== Your objective ==
Below is a block of records. Copy every line in it that contains the word "Percent".

— START OF Data section —

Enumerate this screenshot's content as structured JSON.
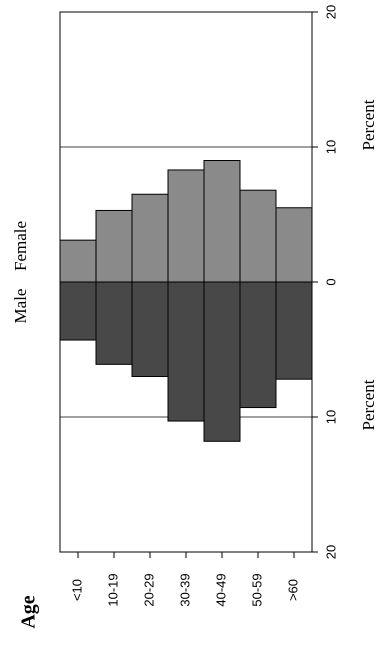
{
  "chart_data": {
    "type": "pyramid",
    "axis_label_left": "Percent",
    "axis_label_right": "Percent",
    "category_title": "Age",
    "categories": [
      "<10",
      "10-19",
      "20-29",
      "30-39",
      "40-49",
      "50-59",
      ">60"
    ],
    "series": [
      {
        "name": "Female",
        "color": "#8a8a8a",
        "values": [
          3.1,
          5.3,
          6.5,
          8.3,
          9.0,
          6.8,
          5.5
        ]
      },
      {
        "name": "Male",
        "color": "#484848",
        "values": [
          -4.3,
          -6.1,
          -7.0,
          -10.3,
          -11.8,
          -9.3,
          -7.2
        ]
      }
    ],
    "ylim": [
      -20,
      20
    ],
    "yticks": [
      {
        "value": -20,
        "label": "20"
      },
      {
        "value": -10,
        "label": "10"
      },
      0,
      10,
      20
    ],
    "grid": true
  }
}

— END OF Data section —

== The result ==
    "axis_label_left": "Percent",
    "axis_label_right": "Percent",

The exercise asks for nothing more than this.